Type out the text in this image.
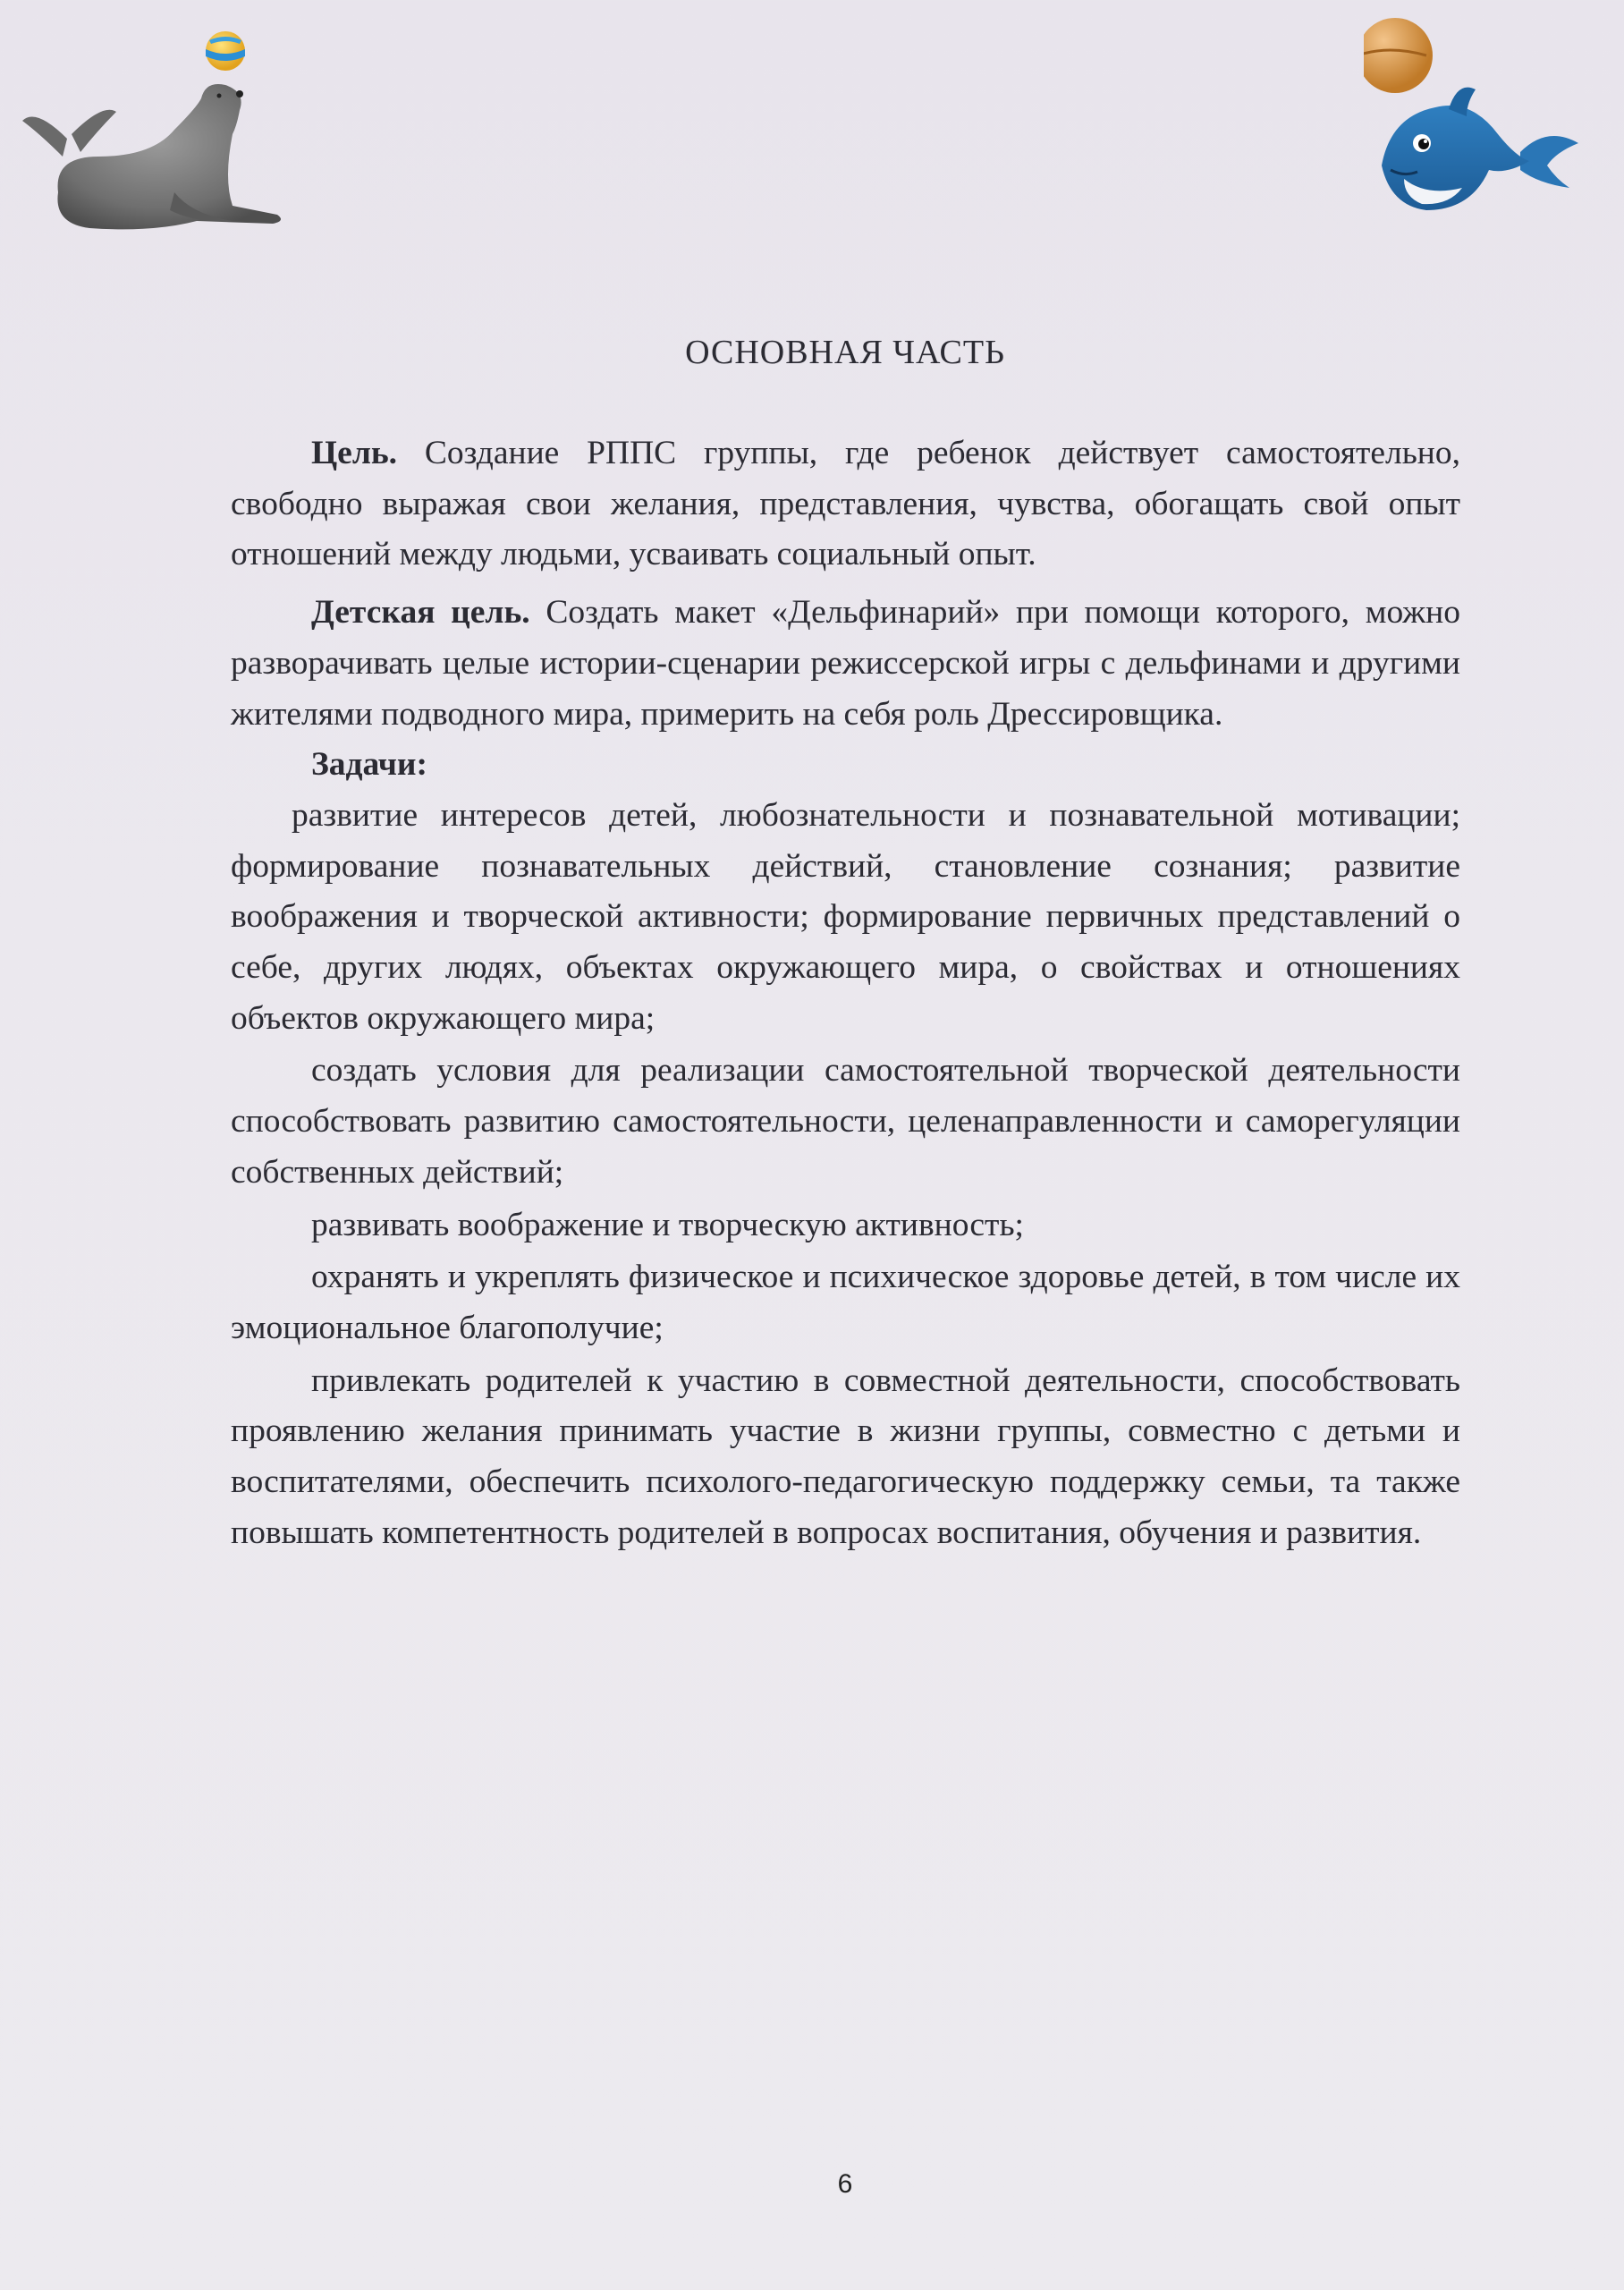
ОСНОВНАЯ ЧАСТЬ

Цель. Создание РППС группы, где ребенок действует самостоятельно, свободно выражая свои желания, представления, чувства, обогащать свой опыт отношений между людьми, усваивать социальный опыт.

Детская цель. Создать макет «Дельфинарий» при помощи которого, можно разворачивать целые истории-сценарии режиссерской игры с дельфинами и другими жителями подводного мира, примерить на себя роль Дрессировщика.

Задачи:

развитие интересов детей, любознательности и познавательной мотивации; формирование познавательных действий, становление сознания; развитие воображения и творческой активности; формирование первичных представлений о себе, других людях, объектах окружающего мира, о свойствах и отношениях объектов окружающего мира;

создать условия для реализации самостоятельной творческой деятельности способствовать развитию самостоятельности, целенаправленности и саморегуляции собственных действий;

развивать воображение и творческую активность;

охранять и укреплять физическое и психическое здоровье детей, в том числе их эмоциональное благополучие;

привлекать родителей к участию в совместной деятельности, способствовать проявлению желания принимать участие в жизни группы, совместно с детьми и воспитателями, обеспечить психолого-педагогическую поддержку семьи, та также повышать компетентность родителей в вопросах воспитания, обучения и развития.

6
§
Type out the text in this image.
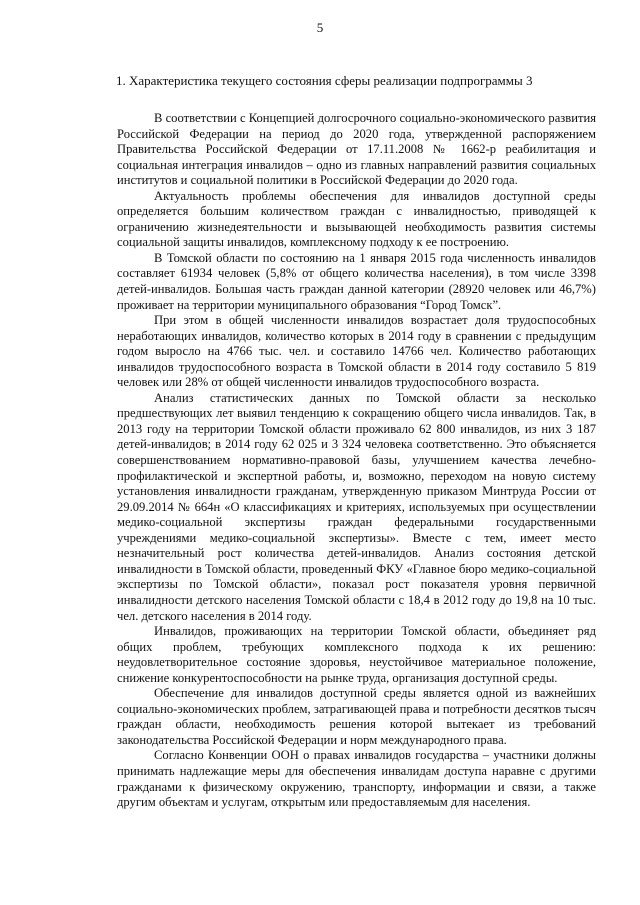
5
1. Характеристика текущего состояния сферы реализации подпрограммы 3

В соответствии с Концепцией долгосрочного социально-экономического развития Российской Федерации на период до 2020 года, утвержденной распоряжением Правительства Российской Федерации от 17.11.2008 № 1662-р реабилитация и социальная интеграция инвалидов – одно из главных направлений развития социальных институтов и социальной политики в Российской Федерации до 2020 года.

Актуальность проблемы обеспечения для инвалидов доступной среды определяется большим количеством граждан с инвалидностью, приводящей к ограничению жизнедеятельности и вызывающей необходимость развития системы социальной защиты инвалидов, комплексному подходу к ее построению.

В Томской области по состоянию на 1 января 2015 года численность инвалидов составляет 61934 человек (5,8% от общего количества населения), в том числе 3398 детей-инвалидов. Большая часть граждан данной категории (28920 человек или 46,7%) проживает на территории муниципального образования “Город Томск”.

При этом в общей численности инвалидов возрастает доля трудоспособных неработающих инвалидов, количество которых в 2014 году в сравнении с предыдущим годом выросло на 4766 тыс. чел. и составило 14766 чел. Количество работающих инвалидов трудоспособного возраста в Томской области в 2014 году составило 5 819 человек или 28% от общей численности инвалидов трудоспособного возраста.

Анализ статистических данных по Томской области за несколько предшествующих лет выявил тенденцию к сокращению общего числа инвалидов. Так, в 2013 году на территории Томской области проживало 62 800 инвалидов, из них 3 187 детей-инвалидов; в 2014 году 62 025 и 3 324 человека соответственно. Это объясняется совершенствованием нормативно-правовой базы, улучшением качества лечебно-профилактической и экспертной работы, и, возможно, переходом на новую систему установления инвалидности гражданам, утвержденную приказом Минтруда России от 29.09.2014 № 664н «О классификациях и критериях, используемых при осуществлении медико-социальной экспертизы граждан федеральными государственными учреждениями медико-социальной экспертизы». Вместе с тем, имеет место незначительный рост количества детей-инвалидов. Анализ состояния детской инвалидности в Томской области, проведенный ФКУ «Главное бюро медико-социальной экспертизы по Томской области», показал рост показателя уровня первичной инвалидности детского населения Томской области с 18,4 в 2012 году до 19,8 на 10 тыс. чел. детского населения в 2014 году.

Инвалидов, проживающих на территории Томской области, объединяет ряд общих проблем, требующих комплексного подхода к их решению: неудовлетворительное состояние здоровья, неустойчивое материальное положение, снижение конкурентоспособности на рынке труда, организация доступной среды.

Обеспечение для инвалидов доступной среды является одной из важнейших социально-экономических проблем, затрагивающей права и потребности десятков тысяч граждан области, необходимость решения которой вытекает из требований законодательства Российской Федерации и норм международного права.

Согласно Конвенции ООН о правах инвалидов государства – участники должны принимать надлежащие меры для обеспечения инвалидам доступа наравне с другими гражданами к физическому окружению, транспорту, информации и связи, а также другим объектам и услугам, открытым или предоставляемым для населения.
§
_Goal:_ Gather up every line in the data above that contains the word "реализации", copying each one.

_The completed task:_
создать условия для реализации самостоятельной творческой деятельности способствовать развитию самостоятельности, целенаправленности и саморегуляции собственных действий;
1. Характеристика текущего состояния сферы реализации подпрограммы 3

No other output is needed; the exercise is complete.